- Instructions for the task: Records follow. Copy every line with "ખટપટ".

Collected data:
-.-.-
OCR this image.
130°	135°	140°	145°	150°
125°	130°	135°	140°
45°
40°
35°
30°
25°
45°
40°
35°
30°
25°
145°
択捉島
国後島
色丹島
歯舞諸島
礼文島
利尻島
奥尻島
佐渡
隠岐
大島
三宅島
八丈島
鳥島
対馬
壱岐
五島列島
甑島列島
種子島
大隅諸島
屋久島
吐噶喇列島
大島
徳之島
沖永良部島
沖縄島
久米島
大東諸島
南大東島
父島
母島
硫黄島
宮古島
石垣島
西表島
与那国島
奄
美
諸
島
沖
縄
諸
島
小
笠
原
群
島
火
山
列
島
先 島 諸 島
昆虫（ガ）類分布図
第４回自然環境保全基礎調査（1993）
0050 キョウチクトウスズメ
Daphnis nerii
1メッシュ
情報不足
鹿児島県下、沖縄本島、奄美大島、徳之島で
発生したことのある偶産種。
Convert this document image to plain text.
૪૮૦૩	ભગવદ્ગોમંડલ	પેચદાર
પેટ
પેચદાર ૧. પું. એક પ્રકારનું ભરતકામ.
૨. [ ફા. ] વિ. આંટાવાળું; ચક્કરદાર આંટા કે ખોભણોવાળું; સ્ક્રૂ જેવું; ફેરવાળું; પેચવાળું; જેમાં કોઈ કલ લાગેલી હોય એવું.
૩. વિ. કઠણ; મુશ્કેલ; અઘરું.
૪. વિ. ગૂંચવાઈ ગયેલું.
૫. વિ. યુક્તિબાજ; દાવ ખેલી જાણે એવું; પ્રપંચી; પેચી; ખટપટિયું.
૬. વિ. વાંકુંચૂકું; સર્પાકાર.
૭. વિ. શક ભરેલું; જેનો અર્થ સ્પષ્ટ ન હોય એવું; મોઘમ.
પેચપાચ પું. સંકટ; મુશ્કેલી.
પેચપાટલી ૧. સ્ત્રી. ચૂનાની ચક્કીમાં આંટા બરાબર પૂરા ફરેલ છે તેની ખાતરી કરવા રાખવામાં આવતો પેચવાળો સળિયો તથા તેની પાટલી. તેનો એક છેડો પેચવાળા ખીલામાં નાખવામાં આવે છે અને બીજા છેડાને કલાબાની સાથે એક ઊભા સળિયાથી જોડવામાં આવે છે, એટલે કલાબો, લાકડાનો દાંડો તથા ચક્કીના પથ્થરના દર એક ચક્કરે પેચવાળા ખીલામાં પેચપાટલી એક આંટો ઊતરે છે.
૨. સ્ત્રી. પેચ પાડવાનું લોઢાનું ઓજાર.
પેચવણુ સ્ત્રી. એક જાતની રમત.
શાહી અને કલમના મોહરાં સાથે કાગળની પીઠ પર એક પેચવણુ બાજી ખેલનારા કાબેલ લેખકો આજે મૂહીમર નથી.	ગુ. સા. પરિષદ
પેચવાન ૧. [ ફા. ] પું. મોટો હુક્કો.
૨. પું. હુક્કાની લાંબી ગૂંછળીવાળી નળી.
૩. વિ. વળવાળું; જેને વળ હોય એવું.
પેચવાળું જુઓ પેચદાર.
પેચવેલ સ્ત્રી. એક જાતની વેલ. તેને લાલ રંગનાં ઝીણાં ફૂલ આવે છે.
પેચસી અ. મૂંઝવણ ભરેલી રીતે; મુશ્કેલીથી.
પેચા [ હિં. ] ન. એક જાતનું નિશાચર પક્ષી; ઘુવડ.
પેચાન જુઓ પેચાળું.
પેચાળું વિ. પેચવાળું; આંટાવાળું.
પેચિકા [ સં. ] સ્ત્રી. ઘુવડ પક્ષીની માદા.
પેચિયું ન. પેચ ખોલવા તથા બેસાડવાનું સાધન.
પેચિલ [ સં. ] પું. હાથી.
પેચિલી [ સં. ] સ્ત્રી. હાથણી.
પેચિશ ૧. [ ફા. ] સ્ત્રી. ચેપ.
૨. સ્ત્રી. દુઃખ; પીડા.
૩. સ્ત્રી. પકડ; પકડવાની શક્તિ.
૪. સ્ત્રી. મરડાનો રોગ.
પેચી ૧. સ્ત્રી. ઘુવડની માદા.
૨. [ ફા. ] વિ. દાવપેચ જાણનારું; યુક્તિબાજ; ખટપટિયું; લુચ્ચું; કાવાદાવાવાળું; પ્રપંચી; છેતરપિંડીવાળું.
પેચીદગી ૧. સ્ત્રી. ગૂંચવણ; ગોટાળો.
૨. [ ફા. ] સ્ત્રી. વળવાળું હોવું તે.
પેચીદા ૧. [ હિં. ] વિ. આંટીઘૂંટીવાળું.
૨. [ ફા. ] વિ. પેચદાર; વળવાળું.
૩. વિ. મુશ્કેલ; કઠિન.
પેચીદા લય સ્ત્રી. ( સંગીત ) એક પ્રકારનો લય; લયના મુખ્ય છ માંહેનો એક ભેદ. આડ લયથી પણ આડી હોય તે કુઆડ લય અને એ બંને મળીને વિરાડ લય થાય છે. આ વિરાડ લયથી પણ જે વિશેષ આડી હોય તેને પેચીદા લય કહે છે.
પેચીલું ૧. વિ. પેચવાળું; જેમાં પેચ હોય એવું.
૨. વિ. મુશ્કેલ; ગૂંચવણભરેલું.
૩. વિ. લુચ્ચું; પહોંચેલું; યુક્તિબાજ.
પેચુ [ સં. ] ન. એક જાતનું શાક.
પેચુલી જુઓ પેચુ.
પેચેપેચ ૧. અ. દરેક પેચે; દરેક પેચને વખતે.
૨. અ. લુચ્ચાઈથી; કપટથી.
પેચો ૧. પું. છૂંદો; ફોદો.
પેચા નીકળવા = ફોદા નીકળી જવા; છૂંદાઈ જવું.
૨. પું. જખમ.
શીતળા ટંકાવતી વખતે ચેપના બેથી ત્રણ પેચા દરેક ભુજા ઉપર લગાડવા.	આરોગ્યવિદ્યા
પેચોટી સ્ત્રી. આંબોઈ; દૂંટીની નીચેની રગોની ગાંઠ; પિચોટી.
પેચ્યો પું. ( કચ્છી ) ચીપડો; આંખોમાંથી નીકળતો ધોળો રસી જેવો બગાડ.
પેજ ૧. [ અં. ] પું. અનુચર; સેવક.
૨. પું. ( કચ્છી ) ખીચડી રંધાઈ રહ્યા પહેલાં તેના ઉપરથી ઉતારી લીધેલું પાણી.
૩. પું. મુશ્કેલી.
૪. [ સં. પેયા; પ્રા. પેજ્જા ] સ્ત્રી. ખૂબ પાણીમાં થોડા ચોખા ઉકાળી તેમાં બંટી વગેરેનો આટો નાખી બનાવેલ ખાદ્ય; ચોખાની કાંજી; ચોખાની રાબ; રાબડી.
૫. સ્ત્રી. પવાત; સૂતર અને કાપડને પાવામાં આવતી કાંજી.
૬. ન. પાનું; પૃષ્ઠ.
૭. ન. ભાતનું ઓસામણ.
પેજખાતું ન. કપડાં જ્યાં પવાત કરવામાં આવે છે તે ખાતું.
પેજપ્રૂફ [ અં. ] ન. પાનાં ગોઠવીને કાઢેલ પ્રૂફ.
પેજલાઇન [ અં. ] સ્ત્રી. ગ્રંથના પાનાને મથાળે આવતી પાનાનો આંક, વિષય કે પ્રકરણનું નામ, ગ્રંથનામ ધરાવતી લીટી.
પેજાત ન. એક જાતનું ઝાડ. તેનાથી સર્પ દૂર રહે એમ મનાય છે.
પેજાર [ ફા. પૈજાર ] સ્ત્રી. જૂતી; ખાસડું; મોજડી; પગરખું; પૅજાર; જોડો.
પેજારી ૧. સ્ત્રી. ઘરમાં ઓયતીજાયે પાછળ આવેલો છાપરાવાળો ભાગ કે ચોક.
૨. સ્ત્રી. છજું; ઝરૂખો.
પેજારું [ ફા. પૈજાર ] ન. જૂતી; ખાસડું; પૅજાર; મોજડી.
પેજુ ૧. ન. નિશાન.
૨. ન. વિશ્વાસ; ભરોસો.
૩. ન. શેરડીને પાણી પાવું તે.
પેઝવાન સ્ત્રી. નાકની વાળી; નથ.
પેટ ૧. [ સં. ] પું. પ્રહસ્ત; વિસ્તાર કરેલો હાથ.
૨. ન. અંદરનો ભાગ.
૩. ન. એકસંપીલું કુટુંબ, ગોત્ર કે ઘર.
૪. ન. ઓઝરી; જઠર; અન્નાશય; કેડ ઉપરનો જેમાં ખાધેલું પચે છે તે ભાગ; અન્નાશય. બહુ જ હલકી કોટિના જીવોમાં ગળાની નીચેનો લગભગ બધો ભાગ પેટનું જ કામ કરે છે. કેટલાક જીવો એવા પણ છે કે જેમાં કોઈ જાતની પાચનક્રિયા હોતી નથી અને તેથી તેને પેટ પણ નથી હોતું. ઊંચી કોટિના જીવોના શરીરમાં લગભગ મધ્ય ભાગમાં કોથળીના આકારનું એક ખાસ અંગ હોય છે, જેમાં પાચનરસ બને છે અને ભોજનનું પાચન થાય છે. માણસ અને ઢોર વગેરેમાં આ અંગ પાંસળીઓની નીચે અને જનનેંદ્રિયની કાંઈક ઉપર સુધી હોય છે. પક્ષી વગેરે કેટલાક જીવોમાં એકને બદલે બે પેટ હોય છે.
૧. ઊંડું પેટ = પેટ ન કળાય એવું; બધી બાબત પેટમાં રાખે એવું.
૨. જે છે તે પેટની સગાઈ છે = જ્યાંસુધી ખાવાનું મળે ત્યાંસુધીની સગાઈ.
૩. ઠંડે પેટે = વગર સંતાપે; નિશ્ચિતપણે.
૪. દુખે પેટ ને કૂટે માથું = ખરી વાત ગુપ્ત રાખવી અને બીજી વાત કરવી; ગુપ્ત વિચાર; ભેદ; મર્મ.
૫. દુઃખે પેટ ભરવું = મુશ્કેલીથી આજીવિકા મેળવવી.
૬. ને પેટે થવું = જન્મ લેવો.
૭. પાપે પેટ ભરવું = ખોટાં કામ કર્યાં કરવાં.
-.-.-
- The reply:
૫. વિ. યુક્તિબાજ; દાવ ખેલી જાણે એવું; પ્રપંચી; પેચી; ખટપટિયું.
૨. [ ફા. ] વિ. દાવપેચ જાણનારું; યુક્તિબાજ; ખટપટિયું; લુચ્ચું; કાવાદાવાવાળું; પ્રપંચી; છેતરપિંડીવાળું.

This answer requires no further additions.